----- Dataset records
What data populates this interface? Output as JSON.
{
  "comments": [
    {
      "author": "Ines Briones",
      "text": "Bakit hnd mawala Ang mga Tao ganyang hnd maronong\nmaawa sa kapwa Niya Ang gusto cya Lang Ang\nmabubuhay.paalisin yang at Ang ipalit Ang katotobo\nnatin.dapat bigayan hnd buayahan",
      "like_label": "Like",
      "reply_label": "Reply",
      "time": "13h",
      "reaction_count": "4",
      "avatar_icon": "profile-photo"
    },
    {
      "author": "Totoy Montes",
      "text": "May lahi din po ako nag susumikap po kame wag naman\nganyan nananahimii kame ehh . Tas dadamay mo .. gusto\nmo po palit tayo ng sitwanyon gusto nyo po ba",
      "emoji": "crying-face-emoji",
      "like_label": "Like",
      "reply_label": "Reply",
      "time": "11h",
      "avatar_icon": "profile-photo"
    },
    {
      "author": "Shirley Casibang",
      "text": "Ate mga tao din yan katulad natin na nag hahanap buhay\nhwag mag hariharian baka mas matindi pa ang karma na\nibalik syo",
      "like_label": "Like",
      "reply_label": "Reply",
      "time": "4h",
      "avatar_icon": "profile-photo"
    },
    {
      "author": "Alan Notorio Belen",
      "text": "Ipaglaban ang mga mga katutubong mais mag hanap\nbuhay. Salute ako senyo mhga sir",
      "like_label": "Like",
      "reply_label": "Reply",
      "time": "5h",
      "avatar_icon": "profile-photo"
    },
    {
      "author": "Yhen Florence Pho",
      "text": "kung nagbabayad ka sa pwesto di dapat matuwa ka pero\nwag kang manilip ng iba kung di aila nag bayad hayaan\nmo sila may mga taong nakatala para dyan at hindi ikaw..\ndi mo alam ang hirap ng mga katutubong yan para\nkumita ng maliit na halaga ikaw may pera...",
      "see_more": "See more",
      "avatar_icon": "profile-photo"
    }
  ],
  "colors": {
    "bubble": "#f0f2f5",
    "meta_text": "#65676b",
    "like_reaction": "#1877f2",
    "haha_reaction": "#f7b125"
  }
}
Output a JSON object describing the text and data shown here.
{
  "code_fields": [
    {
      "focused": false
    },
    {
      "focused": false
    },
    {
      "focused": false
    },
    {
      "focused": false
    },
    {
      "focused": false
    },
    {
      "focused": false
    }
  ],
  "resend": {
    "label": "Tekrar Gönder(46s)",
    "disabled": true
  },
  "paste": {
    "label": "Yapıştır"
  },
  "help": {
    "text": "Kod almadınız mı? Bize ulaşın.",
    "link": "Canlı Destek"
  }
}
----------
----- Dataset records
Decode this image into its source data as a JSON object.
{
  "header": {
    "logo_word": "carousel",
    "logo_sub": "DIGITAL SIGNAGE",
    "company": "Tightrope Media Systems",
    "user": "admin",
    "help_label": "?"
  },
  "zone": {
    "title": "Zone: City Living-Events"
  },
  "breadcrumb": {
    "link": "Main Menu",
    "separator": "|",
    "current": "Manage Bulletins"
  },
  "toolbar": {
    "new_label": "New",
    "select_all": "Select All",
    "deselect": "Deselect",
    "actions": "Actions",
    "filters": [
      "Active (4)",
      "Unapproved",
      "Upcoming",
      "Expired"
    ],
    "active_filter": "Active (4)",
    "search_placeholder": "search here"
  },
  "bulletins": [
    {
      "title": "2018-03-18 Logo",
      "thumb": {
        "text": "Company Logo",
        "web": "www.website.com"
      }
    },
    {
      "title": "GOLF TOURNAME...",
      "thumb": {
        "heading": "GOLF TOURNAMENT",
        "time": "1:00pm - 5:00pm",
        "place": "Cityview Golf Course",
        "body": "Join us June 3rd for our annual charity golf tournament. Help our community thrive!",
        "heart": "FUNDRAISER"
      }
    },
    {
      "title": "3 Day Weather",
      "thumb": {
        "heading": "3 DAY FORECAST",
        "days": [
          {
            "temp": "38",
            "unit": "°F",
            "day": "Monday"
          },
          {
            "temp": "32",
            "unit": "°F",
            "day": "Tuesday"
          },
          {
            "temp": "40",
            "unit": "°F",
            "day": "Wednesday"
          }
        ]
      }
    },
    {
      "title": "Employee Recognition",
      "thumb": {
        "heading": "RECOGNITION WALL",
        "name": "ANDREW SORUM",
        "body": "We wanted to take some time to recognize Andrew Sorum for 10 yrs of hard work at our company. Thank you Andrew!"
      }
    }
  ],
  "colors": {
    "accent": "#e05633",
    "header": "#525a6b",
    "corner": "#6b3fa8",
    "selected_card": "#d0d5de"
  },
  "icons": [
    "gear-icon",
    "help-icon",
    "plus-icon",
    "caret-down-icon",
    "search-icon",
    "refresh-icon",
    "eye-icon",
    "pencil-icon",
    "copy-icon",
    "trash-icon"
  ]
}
----------
**Set problem:**
Copy each line of the listing that holds the word "object".

**Solution for this exercise:**
Output a JSON object describing the text and data shown here.
Decode this image into its source data as a JSON object.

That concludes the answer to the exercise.